Page extract –

The Austin Police Department works to help off-campus students with nonemergency issues and safety concerns through its district representatives and events like Coffee with a Cop.
Students who live in off-campus homes can contact Austin Police Department officers for nonemergency issues or if they have safety concerns.
APD splits Austin into 10 districts, each led by a commander, with four district representatives working for the residents in different areas. West Campus is located in the Baker district, North Campus is in both Baker and Ida, and Riverside is located in the Henry district.
South central district representative Armando Perez, who patrols Riverside, and central west district representative Will Harvey, who patrols parts of West Campus, said their everyday duties include items such as responding to noise complaints and helping residents make their homes safer.
“(Some of my duties include) doing a patrol for the area, seeing if we can get our homeless outreach team to provide care for some homeless people that may be out there in the neighborhood, or doing a criminal trespass notice for these property owners who constantly have a problem with (people doing) some type of violation like urinating (or) defecating,” Perez said.
The easiest way for students to contact their district representative is to dial 311, give their location and ask for their APD district representative, Harvey said.
Perez said his district hosts meetings such as Coffee with a Cop, where nearby residents can speak directly with their district representatives every three months, but Perez said he would like to see more students in Riverside come talk with them. The next Coffee with a Cop will be downtown at Capital One Café on Sixth Street.
Sylvia Vu, an electrical and computer engineering sophomore, lives in West Campus. She said she had never heard of the district representative program before, but would be interested in attending events such as Coffee with a Cop.

[Page layout parsing data]
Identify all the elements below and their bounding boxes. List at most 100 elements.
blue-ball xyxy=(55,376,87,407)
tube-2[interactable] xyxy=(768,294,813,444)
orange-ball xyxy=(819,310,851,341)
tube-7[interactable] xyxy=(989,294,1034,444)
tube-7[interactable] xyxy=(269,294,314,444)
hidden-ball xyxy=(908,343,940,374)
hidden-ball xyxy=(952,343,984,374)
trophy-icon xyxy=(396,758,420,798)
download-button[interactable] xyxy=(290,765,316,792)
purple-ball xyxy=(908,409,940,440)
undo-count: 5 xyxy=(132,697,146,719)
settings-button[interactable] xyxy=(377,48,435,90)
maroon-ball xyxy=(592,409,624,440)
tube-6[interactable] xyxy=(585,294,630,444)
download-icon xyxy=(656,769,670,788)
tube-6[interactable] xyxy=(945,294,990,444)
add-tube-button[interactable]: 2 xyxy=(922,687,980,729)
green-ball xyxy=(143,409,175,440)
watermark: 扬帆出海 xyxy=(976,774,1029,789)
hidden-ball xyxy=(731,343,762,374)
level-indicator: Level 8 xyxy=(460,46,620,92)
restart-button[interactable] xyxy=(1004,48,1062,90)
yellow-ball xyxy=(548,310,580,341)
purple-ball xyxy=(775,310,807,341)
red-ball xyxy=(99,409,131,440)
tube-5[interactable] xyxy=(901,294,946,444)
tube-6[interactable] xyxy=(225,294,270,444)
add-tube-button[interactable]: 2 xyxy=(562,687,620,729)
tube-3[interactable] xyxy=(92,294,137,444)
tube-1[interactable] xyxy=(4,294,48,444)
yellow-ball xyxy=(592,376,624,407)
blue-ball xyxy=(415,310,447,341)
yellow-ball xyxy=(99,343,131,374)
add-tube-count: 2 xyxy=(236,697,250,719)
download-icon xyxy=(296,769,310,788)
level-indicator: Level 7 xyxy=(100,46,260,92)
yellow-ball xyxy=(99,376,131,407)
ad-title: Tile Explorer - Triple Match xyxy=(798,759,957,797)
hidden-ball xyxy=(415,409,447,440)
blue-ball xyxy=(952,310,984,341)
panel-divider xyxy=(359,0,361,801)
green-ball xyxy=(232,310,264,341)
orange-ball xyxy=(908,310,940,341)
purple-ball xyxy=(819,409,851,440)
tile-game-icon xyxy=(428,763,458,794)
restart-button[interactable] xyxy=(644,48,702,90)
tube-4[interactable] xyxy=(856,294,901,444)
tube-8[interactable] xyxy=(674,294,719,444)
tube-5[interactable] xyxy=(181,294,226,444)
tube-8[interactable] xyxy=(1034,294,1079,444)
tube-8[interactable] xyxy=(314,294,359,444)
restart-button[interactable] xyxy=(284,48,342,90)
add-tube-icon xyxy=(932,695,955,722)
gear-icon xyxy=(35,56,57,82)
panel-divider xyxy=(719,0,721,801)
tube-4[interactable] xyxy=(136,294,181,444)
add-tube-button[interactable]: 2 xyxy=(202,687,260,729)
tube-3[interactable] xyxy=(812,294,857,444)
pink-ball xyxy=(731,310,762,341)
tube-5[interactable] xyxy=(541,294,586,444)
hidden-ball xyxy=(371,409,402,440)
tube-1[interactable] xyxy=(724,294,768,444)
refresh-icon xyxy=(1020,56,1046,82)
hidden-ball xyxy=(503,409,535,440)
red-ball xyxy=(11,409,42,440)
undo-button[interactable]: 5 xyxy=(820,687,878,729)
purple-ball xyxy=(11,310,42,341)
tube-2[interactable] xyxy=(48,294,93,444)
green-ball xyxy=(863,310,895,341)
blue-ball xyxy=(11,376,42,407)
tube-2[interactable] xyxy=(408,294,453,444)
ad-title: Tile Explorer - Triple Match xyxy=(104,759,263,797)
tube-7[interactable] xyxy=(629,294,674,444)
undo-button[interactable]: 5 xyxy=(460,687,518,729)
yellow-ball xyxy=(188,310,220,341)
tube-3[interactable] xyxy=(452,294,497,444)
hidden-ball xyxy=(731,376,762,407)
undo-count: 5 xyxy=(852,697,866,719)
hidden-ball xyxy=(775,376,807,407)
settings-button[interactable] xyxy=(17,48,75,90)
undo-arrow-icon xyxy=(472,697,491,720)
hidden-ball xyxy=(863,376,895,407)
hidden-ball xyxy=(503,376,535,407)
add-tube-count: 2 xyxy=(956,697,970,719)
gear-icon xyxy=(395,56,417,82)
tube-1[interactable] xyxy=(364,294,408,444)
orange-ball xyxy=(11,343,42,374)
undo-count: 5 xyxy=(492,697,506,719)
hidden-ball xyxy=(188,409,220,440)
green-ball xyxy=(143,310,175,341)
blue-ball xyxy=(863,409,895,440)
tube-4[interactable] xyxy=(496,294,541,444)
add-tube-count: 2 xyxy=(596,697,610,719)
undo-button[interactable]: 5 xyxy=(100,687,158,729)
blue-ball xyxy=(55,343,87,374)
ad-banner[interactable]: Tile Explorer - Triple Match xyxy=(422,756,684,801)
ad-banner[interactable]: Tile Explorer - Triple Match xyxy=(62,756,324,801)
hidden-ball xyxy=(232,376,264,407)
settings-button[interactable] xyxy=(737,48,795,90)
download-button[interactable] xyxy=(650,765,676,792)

Requirement 1 –
Answer these questions from the article on Austin Police Department district representatives:
(a) Into how many districts does APD split Austin?
(b) In which district is Riverside located?
(c) Where will the next Coffee with a Cop be held?
Requirement 2 –
Resume the article on Austin Police Department district representatives from the point where it stops.

Expected output 1 –
(a) 10 districts
(b) The Henry district
(c) Downtown at Capital One Café on Sixth Street

Expected output 2 –
“I just thought the cops come around here to keep the peace,” Vu said. “I think that’s a really good idea, honestly, because I don’t want them to be portrayed in a bad light. They’re here to help us.”
Since district representatives do not respond to emergencies, Harvey said it gives them time to figure out long-term solutions to neighborhood problems instead of “putting a band-aid on it.” He said the representatives in West Campus work closely with nonprofit safety advocacy organization SafeHorns to engage with more students.
“(We) actually get quite a few students that want to come by and visit with us and just kind of see how we do things,” Harvey said. “Maybe they have different law enforcement-related questions. It’s just anything under the sun.”
SafeHorns president Joell McNew said SafeHorns partners with district representatives in West Campus to help students take a more active role in advocating for public safety.
“Students need to understand that (they) are part of this community and so (they) need to get involved,” McNew said. “Never hesitate to reach out to (your district representatives), even if it’s just to ask a question.”